• Stored data
-- Opening Marker --
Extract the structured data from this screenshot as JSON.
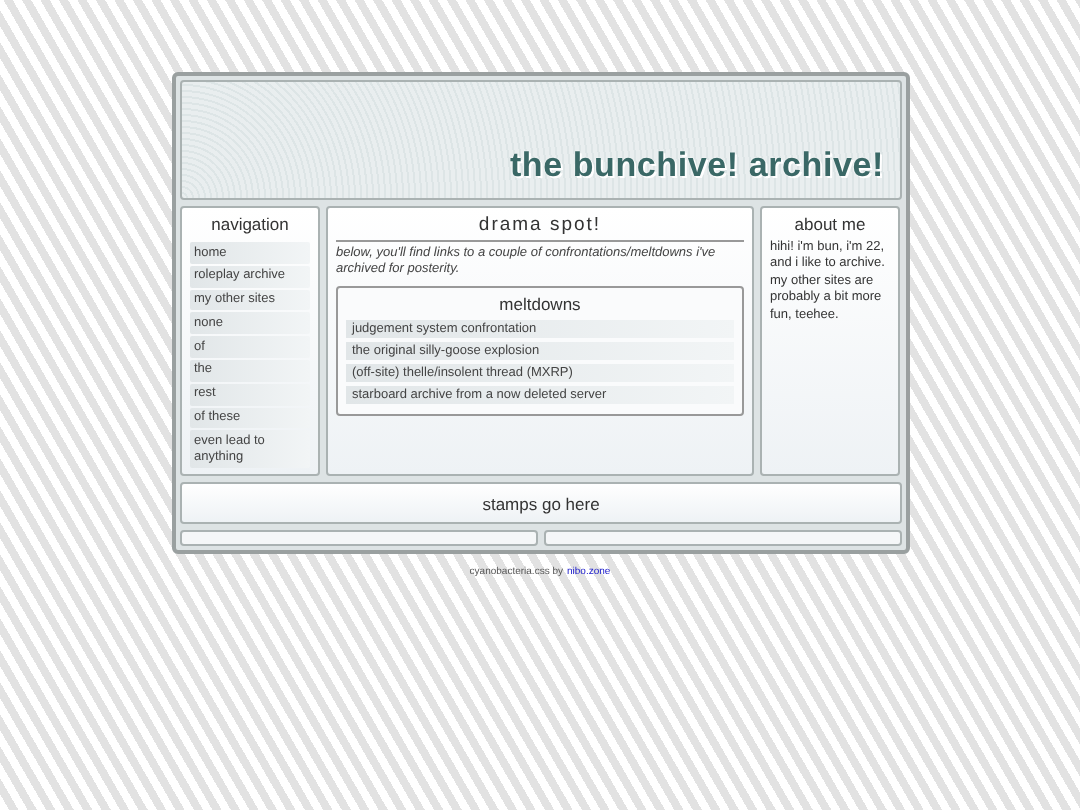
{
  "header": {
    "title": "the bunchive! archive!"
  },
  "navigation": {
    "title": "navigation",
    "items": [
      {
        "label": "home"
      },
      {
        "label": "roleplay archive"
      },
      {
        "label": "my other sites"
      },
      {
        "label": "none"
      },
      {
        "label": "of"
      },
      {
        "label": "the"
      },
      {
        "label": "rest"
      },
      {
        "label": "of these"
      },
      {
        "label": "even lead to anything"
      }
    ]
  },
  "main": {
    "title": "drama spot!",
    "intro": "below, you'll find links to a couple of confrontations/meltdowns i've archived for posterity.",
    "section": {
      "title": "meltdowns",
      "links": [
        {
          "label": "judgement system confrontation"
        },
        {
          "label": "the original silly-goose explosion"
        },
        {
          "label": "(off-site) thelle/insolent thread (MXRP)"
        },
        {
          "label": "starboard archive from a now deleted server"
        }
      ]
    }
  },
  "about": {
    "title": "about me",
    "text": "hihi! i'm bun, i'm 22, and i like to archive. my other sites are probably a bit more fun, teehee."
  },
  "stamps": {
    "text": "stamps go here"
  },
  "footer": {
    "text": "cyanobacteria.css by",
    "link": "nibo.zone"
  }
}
-- Closing Marker --
• Task brief
Omit the pictures and give the material again, exactly and in full.

• Written solution
Extract the structured data from this screenshot as JSON.
{
  "header": {
    "title": "the bunchive! archive!"
  },
  "navigation": {
    "title": "navigation",
    "items": [
      {
        "label": "home"
      },
      {
        "label": "roleplay archive"
      },
      {
        "label": "my other sites"
      },
      {
        "label": "none"
      },
      {
        "label": "of"
      },
      {
        "label": "the"
      },
      {
        "label": "rest"
      },
      {
        "label": "of these"
      },
      {
        "label": "even lead to anything"
      }
    ]
  },
  "main": {
    "title": "drama spot!",
    "intro": "below, you'll find links to a couple of confrontations/meltdowns i've archived for posterity.",
    "section": {
      "title": "meltdowns",
      "links": [
        {
          "label": "judgement system confrontation"
        },
        {
          "label": "the original silly-goose explosion"
        },
        {
          "label": "(off-site) thelle/insolent thread (MXRP)"
        },
        {
          "label": "starboard archive from a now deleted server"
        }
      ]
    }
  },
  "about": {
    "title": "about me",
    "text": "hihi! i'm bun, i'm 22, and i like to archive. my other sites are probably a bit more fun, teehee."
  },
  "stamps": {
    "text": "stamps go here"
  },
  "footer": {
    "text": "cyanobacteria.css by",
    "link": "nibo.zone"
  }
}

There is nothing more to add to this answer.